SFIDA A
Rispondi a queste domande sull'articolo:
(i) Chi ha curato l'articolo?
(ii) A quale anno è associato il libro "Incontrarsi e dirsi addio"?
(iii) A che cosa paragona chi scrive il fatto di prestare un libro?
SFIDA B
Trasforma in una tabella Markdown il tratto dell'elenco che va dalla riga con "floor-gridline (1054, 1396, 1641, 1526)" fino a quella con "x-tick-label: 40 (1374, 1578, 1428, 1632)", entrambe incluse. Usa le colonne "Numero" (partendo da 1) e "Voce", senza righe vuote.

DOCUMENTO
Percorso: Home 9 LA VOCE DELL'INDICIBILE 9 Il dilemma dello spazio, del tempo, delle persone: “Incontrarsi e dirsi addio” di Ferenç Körmendi (1938)

Il dilemma dello spazio, del tempo, delle persone: “Incontrarsi e dirsi addio” di Ferenç Körmendi (1938)

8 Set 21

A cura di Sabino Nanni

        Lo confesso: ho un attaccamento morboso ai miei libri. In genere, non li presto; e quando sono costretto ad affidarne uno ad una persona cui non posso dire di no, per tutto il tempo in cui è nelle sue mani io non sto bene, come se mi fossi privato temporaneamente di un mio bambino, o di una parte di me.

Una serie di elenchi
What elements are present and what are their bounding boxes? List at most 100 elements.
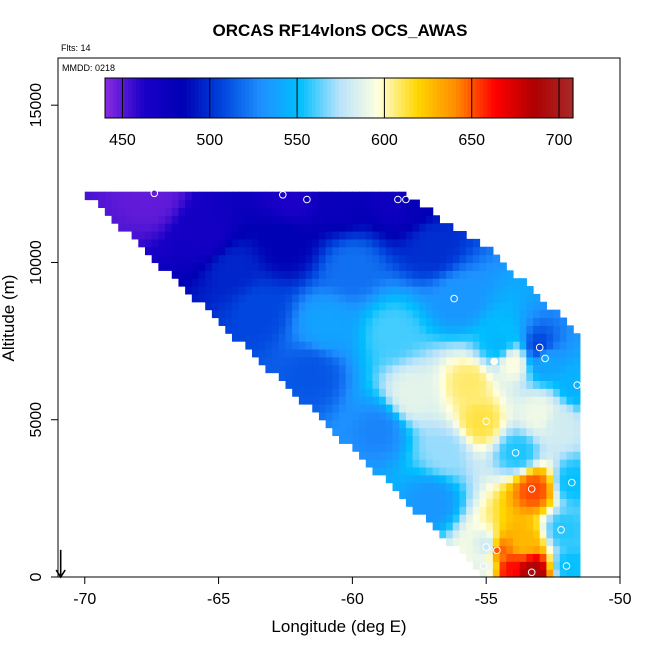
heatmap-cell (258, 286, 266, 295)
heatmap-cell (412, 333, 420, 342)
heatmap-cell (359, 380, 367, 389)
heatmap-cell (312, 396, 320, 405)
colorbar-tick-label: 700 (546, 132, 573, 149)
heatmap-cell (479, 498, 487, 507)
heatmap-cell (492, 561, 501, 570)
heatmap-cell (452, 270, 461, 279)
heatmap-cell (573, 396, 581, 405)
heatmap-cell (519, 364, 527, 374)
heatmap-cell (372, 443, 380, 452)
heatmap-cell (566, 396, 574, 405)
heatmap-cell (466, 356, 474, 366)
heatmap-cell (412, 286, 420, 295)
heatmap-cell (499, 286, 507, 295)
heatmap-cell (566, 435, 574, 444)
heatmap-cell (519, 537, 527, 547)
heatmap-cell (298, 301, 307, 311)
heatmap-cell (546, 380, 554, 389)
heatmap-cell (425, 356, 434, 366)
heatmap-cell (425, 262, 434, 271)
heatmap-cell (318, 223, 327, 232)
heatmap-cell (559, 498, 568, 507)
colorbar-segment (514, 78, 519, 118)
heatmap-cell (359, 419, 367, 429)
heatmap-cell (499, 411, 507, 421)
heatmap-cell (345, 262, 353, 271)
heatmap-cell (278, 215, 287, 224)
heatmap-cell (205, 301, 213, 311)
heatmap-cell (412, 301, 420, 311)
heatmap-cell (392, 238, 400, 248)
heatmap-cell (325, 215, 333, 224)
heatmap-cell (111, 191, 119, 201)
heatmap-cell (459, 545, 467, 555)
heatmap-cell (419, 443, 427, 452)
heatmap-cell (352, 238, 360, 248)
heatmap-cell (231, 333, 240, 342)
heatmap-cell (379, 223, 387, 232)
heatmap-cell (278, 293, 287, 303)
colorbar-segment (565, 78, 570, 118)
colorbar-segment (233, 78, 239, 118)
heatmap-cell (412, 254, 420, 264)
colorbar-segment (452, 78, 457, 118)
heatmap-cell (399, 427, 407, 437)
heatmap-cell (312, 246, 320, 256)
heatmap-cell (379, 301, 387, 311)
heatmap-cell (559, 396, 568, 405)
heatmap-cell (345, 215, 353, 224)
heatmap-cell (379, 396, 387, 405)
heatmap-cell (546, 482, 554, 492)
heatmap-cell (486, 451, 494, 460)
heatmap-cell (499, 270, 507, 279)
heatmap-cell (298, 309, 307, 319)
heatmap-cell (379, 325, 387, 334)
heatmap-cell (385, 238, 394, 248)
heatmap-cell (298, 341, 307, 350)
heatmap-cell (479, 270, 487, 279)
heatmap-cell (191, 223, 200, 232)
heatmap-cell (185, 207, 193, 216)
heatmap-cell (506, 474, 514, 484)
heatmap-cell (392, 215, 400, 224)
heatmap-cell (171, 207, 180, 216)
heatmap-cell (298, 223, 307, 232)
heatmap-cell (419, 293, 427, 303)
colorbar-segment (432, 78, 438, 118)
heatmap-cell (365, 380, 374, 389)
heatmap-cell (539, 404, 547, 413)
heatmap-cell (539, 396, 547, 405)
heatmap-cell (439, 325, 447, 334)
heatmap-cell (425, 427, 434, 437)
heatmap-cell (405, 215, 414, 224)
heatmap-cell (178, 215, 186, 224)
heatmap-cell (339, 207, 347, 216)
colorbar-segment (249, 78, 254, 118)
heatmap-cell (412, 348, 420, 358)
heatmap-cell (519, 466, 527, 476)
heatmap-cell (339, 270, 347, 279)
heatmap-cell (405, 223, 414, 232)
heatmap-cell (486, 325, 494, 334)
colorbar-segment (183, 78, 188, 118)
heatmap-cell (553, 482, 561, 492)
colorbar-segment (436, 78, 441, 118)
heatmap-cell (425, 388, 434, 397)
heatmap-cell (325, 223, 333, 232)
heatmap-cell (486, 435, 494, 444)
colorbar-segment (167, 78, 172, 118)
colorbar-segment (487, 78, 492, 118)
heatmap-cell (359, 293, 367, 303)
heatmap-cell (405, 388, 414, 397)
heatmap-cell (446, 443, 454, 452)
colorbar-segment (413, 78, 418, 118)
colorbar-segment (303, 78, 309, 118)
heatmap-cell (211, 199, 220, 209)
heatmap-cell (318, 286, 327, 295)
heatmap-cell (392, 317, 400, 326)
heatmap-cell (566, 419, 574, 429)
heatmap-cell (446, 459, 454, 468)
heatmap-cell (479, 278, 487, 287)
heatmap-cell (492, 482, 501, 492)
heatmap-cell (198, 278, 206, 287)
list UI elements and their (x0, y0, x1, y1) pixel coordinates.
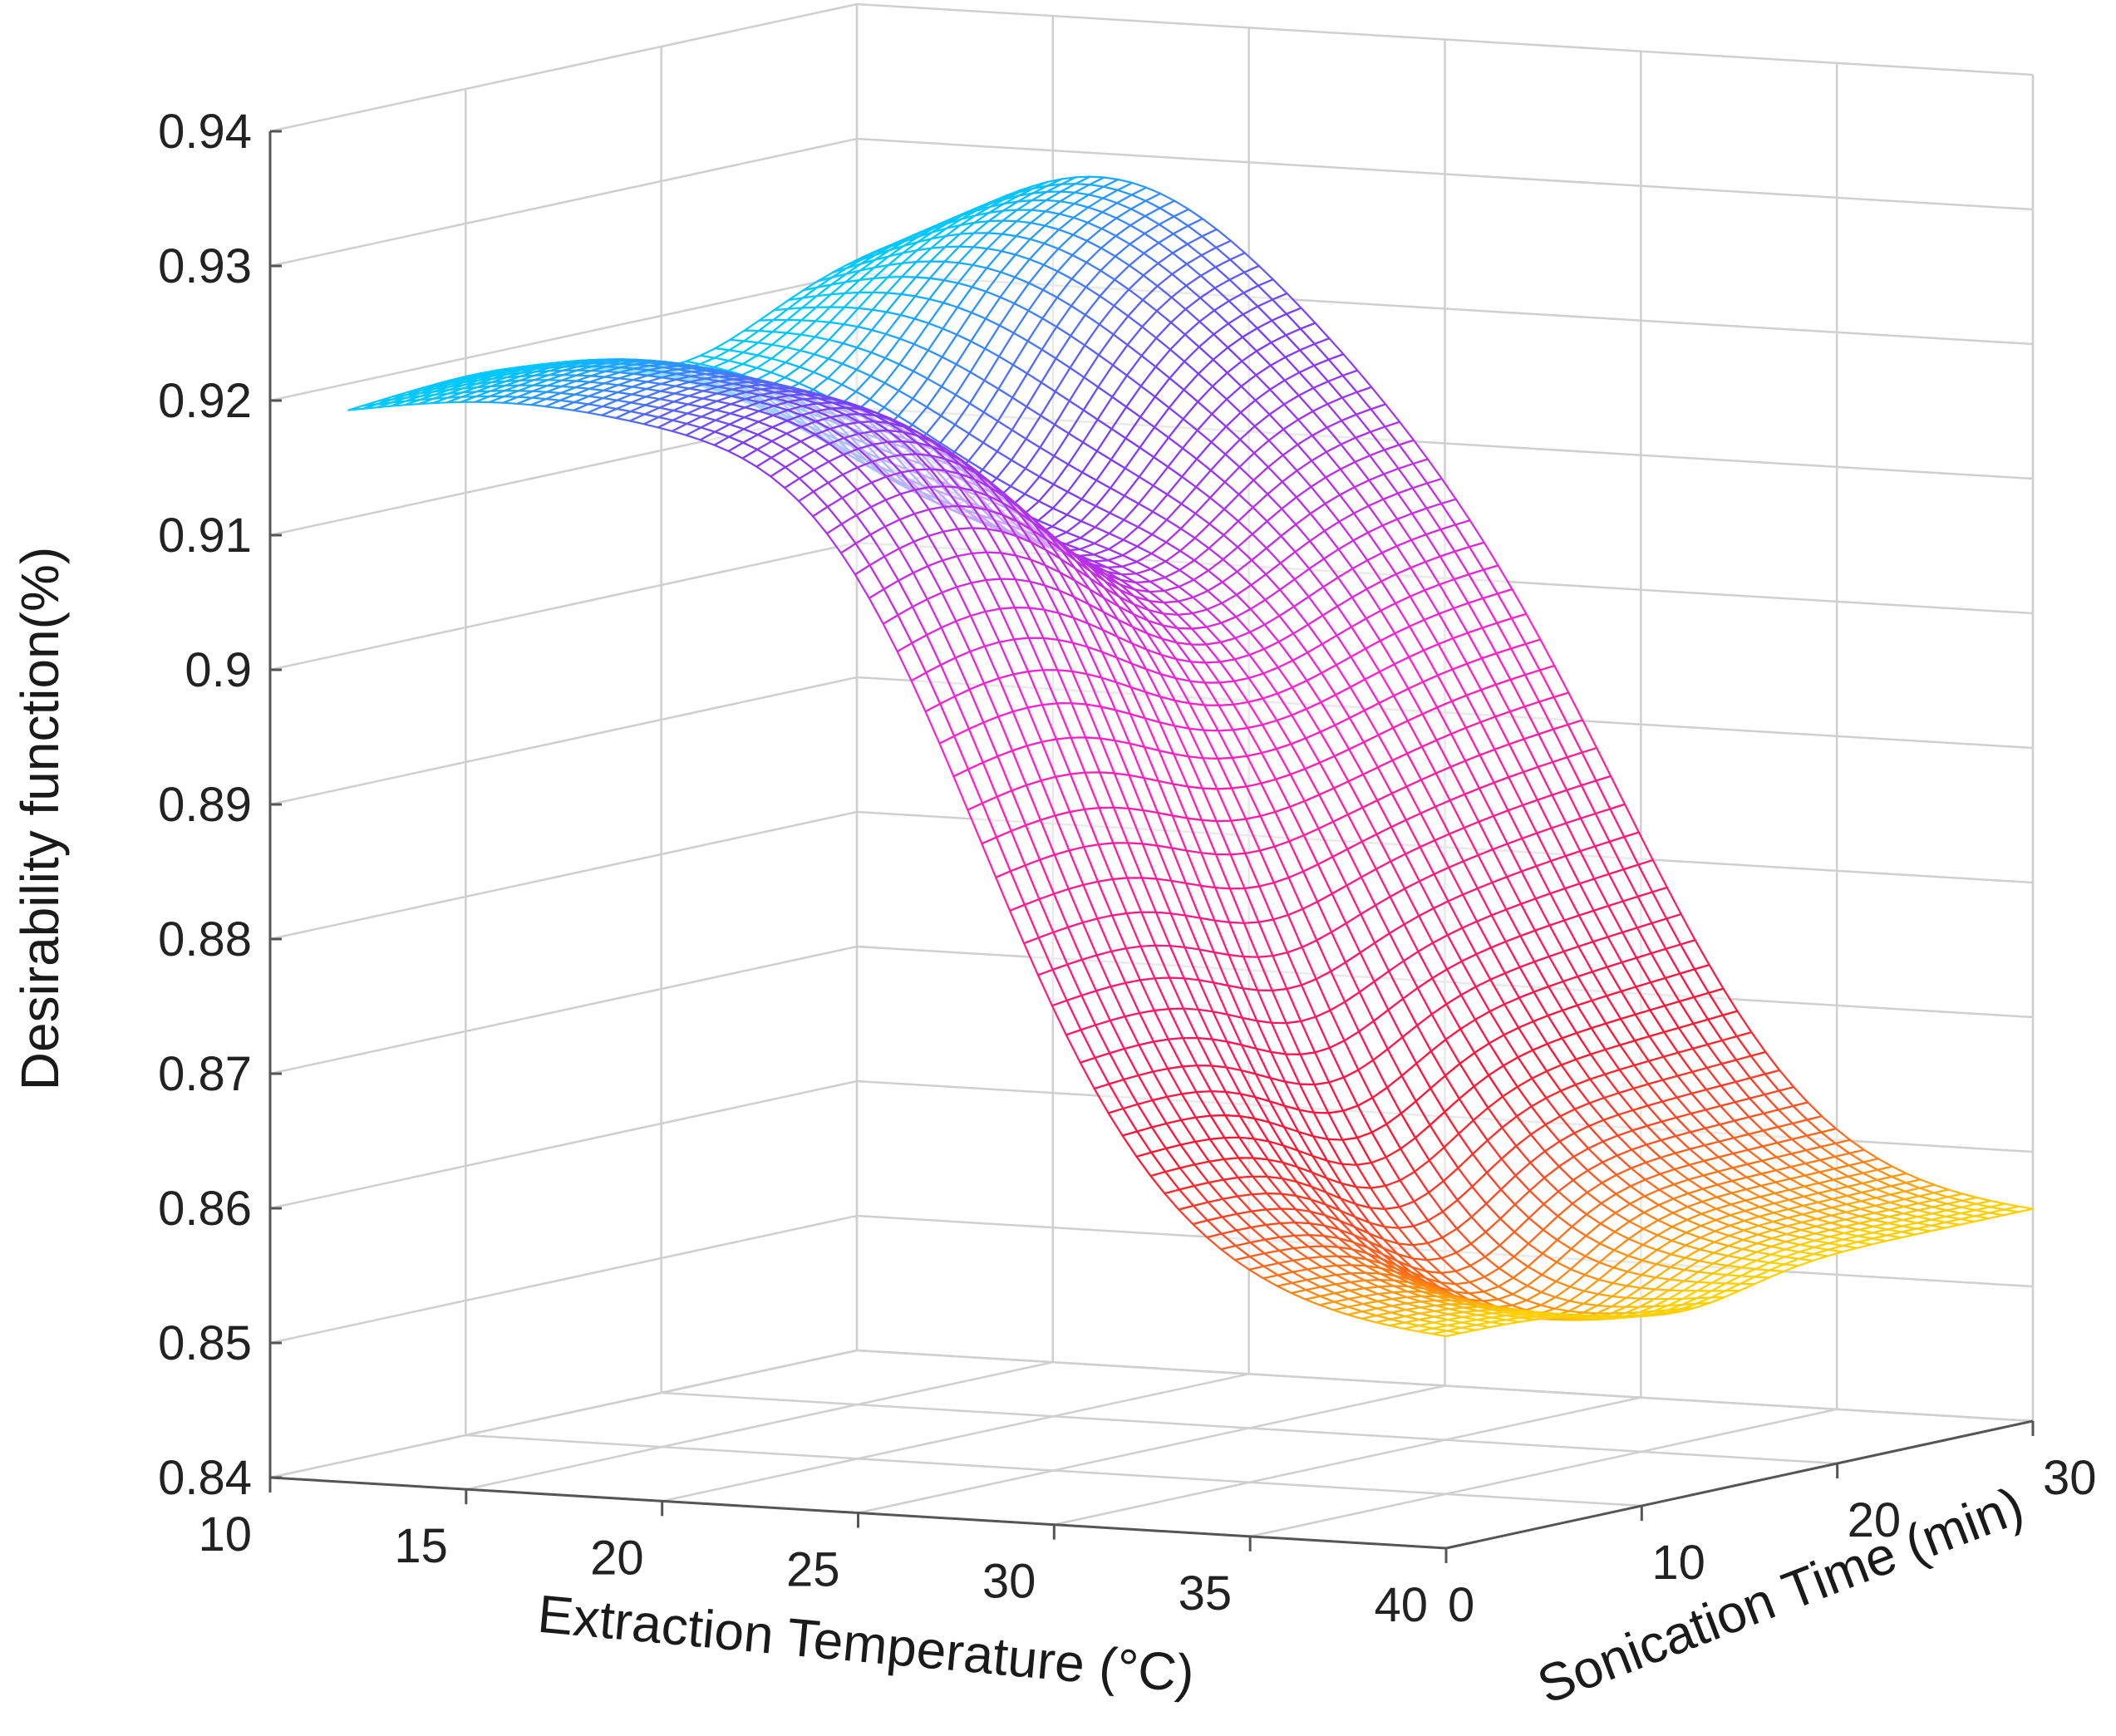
floor-gridline (1054, 1396, 1641, 1526)
floor-gridline (662, 1373, 1249, 1502)
z-axis-label: Desirability function(%) (10, 547, 70, 1090)
z-tick-label: 0.84 (158, 1451, 252, 1505)
left-wall-gridline (269, 945, 858, 1075)
floor-gridline (1249, 1408, 1838, 1538)
left-wall-gridline (269, 810, 858, 941)
left-wall-gridline (269, 1079, 858, 1210)
floor-gridline (661, 1391, 1838, 1465)
left-wall-gridline (269, 272, 858, 402)
y-axis-line (1445, 1419, 2034, 1550)
x-tick-label: 40 (1374, 1578, 1428, 1632)
floor-gridline (858, 1384, 1445, 1514)
y-tick-label: 20 (1848, 1493, 1902, 1547)
tick-labels: 0.84 0.85 0.86 0.87 0.88 0.89 0.9 0.91 0.92 0.93 0… (158, 105, 2096, 1632)
z-tick-label: 0.9 (185, 643, 252, 697)
z-tick-label: 0.93 (158, 239, 252, 293)
z-tick-label: 0.85 (158, 1316, 252, 1370)
x-axis-label: Extraction Temperature (°C) (535, 1584, 1197, 1704)
z-tick-label: 0.86 (158, 1182, 252, 1236)
z-tick-label: 0.88 (158, 912, 252, 966)
x-tick-label: 35 (1179, 1566, 1233, 1620)
surface-mesh (347, 175, 2035, 1338)
left-wall-gridline (269, 1214, 858, 1345)
x-tick-label: 20 (590, 1531, 644, 1585)
floor-gridline (465, 1360, 1054, 1491)
left-wall-gridline (269, 541, 858, 671)
left-wall-gridline (269, 2, 858, 133)
floor-gridline (465, 1434, 1642, 1507)
z-tick-label: 0.87 (158, 1047, 252, 1101)
y-tick-label: 30 (2043, 1451, 2097, 1505)
floor-gridline (269, 1349, 858, 1479)
z-tick-label: 0.91 (158, 509, 252, 563)
x-tick-label: 30 (982, 1555, 1036, 1609)
left-wall-gridline (269, 676, 858, 806)
z-tick-label: 0.94 (158, 105, 252, 159)
x-tick-label: 25 (786, 1543, 840, 1597)
left-wall-gridline (269, 137, 858, 268)
y-axis-label: Sonication Time (min) (1529, 1475, 2031, 1715)
axes-frame (268, 130, 2035, 1563)
y-tick-label: 10 (1651, 1536, 1705, 1590)
y-tick-label: 0 (1448, 1578, 1474, 1632)
x-tick-label: 10 (198, 1507, 252, 1561)
x-tick-label: 15 (394, 1519, 448, 1573)
mesh-cell (1430, 1330, 1462, 1338)
floor-gridline (856, 1349, 2034, 1423)
z-tick-label: 0.92 (158, 374, 252, 428)
z-tick-label: 0.89 (158, 778, 252, 832)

RISPOSTA ATTESA A
(i) Sabino Nanni.
(ii) Al 1938.
(iii) A privarsi temporaneamente di un proprio bambino, o di una parte di sé.

RISPOSTA ATTESA B
| Numero | Voce |
|---|---|
| 1 | floor-gridline (1054, 1396, 1641, 1526) |
| 2 | floor-gridline (662, 1373, 1249, 1502) |
| 3 | z-axis-label: Desirability function(%) (10, 547, 70, 1090) |
| 4 | z-tick-label: 0.84 (158, 1451, 252, 1505) |
| 5 | left-wall-gridline (269, 945, 858, 1075) |
| 6 | floor-gridline (1249, 1408, 1838, 1538) |
| 7 | left-wall-gridline (269, 810, 858, 941) |
| 8 | left-wall-gridline (269, 1079, 858, 1210) |
| 9 | floor-gridline (661, 1391, 1838, 1465) |
| 10 | left-wall-gridline (269, 272, 858, 402) |
| 11 | y-axis-line (1445, 1419, 2034, 1550) |
| 12 | x-tick-label: 40 (1374, 1578, 1428, 1632) |